Exercise aim: Set every record down verbatim and omit the pictures.

Collection entries:
—————

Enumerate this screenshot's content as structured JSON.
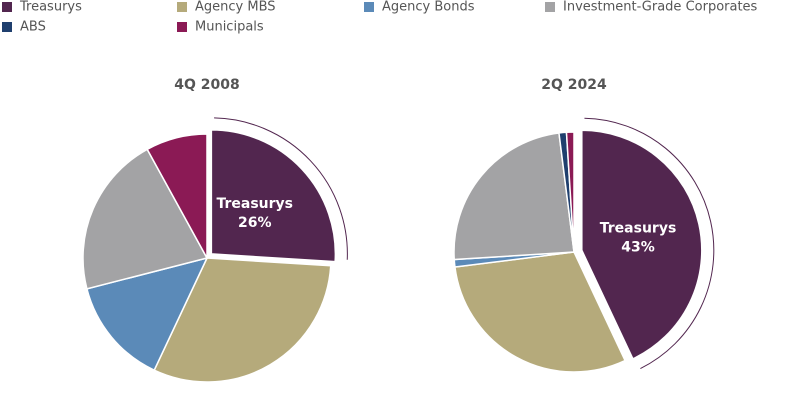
{
  "chart_data": [
    {
      "type": "pie",
      "title": "4Q 2008",
      "categories": [
        "Treasurys",
        "Agency MBS",
        "Agency Bonds",
        "Investment-Grade Corporates",
        "ABS",
        "Municipals"
      ],
      "values": [
        26,
        31,
        14,
        21,
        0,
        8
      ],
      "value_labels": [
        "26%",
        null,
        null,
        null,
        null,
        null
      ],
      "colors": [
        "#52264f",
        "#b5aa7b",
        "#5b8ab8",
        "#a3a3a5",
        "#1f3f6e",
        "#8b1a55"
      ]
    },
    {
      "type": "pie",
      "title": "2Q 2024",
      "categories": [
        "Treasurys",
        "Agency MBS",
        "Agency Bonds",
        "Investment-Grade Corporates",
        "ABS",
        "Municipals"
      ],
      "values": [
        43,
        30,
        1,
        24,
        1,
        1
      ],
      "value_labels": [
        "43%",
        null,
        null,
        null,
        null,
        null
      ],
      "colors": [
        "#52264f",
        "#b5aa7b",
        "#5b8ab8",
        "#a3a3a5",
        "#1f3f6e",
        "#8b1a55"
      ]
    }
  ]
}
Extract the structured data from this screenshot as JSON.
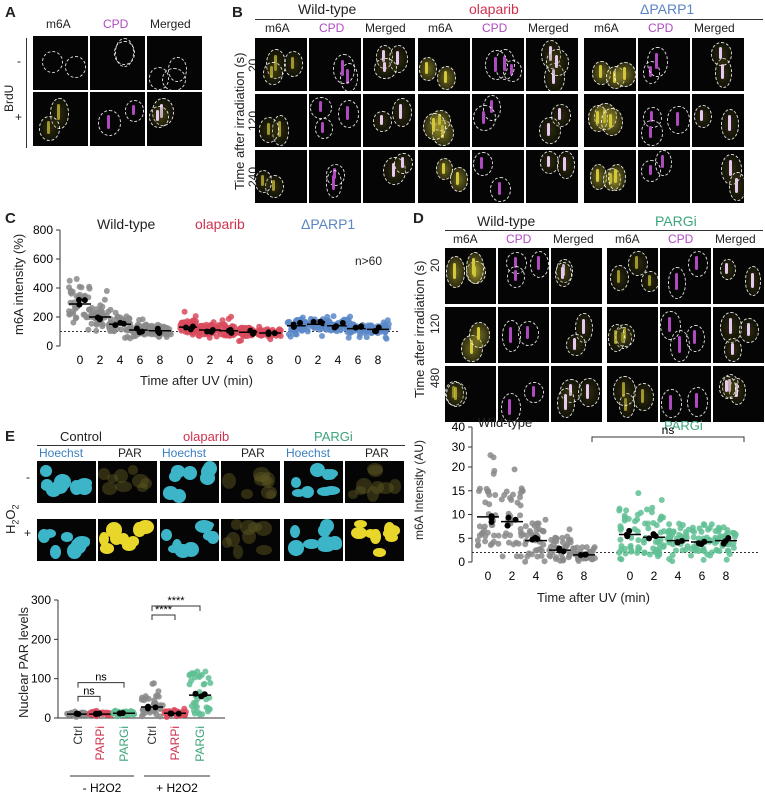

—————

Finished exercise:
Enumerate this screenshot's content as structured JSON.
{
  "chart_data": [
    {
      "type": "pie",
      "title": "4Q 2008",
      "categories": [
        "Treasurys",
        "Agency MBS",
        "Agency Bonds",
        "Investment-Grade Corporates",
        "ABS",
        "Municipals"
      ],
      "values": [
        26,
        31,
        14,
        21,
        0,
        8
      ],
      "value_labels": [
        "26%",
        null,
        null,
        null,
        null,
        null
      ],
      "colors": [
        "#52264f",
        "#b5aa7b",
        "#5b8ab8",
        "#a3a3a5",
        "#1f3f6e",
        "#8b1a55"
      ]
    },
    {
      "type": "pie",
      "title": "2Q 2024",
      "categories": [
        "Treasurys",
        "Agency MBS",
        "Agency Bonds",
        "Investment-Grade Corporates",
        "ABS",
        "Municipals"
      ],
      "values": [
        43,
        30,
        1,
        24,
        1,
        1
      ],
      "value_labels": [
        "43%",
        null,
        null,
        null,
        null,
        null
      ],
      "colors": [
        "#52264f",
        "#b5aa7b",
        "#5b8ab8",
        "#a3a3a5",
        "#1f3f6e",
        "#8b1a55"
      ]
    }
  ]
}
Extract the structured data from this screenshot as JSON.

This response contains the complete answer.